YOUR OBJECTIVE
Spot each line in the records below where the word "herd" occurs, then copy it.

---- STORED DATA

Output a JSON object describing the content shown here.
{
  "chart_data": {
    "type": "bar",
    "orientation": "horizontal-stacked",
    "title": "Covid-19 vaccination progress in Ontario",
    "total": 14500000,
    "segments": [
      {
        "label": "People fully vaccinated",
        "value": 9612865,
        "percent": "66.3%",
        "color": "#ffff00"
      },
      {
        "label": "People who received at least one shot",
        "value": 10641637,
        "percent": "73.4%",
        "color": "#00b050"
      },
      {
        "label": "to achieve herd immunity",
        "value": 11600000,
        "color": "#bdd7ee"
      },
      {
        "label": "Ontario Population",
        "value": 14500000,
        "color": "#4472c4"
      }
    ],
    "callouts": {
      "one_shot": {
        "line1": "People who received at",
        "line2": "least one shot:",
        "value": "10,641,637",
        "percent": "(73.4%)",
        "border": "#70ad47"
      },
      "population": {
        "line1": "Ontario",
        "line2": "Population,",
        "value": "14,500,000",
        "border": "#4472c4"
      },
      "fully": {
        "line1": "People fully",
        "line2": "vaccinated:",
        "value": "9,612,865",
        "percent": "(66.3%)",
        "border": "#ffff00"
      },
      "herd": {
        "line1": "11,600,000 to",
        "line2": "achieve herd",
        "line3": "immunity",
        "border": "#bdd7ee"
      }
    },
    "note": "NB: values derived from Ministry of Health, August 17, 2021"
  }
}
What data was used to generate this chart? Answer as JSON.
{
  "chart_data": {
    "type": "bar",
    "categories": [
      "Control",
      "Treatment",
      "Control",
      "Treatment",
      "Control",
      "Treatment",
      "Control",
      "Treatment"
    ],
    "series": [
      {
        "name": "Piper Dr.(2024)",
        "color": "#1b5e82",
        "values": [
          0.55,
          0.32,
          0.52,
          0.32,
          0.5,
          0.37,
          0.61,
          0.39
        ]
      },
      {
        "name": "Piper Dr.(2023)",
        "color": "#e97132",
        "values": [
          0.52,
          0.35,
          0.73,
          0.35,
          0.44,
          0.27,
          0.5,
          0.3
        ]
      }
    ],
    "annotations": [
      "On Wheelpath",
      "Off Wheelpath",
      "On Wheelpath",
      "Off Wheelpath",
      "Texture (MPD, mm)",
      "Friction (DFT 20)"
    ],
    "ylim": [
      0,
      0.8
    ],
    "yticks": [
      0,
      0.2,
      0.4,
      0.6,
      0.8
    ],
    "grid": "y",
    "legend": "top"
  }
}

--------

TASK OUTPUT
        "label": "to achieve herd immunity",
      "herd": {
        "line2": "achieve herd",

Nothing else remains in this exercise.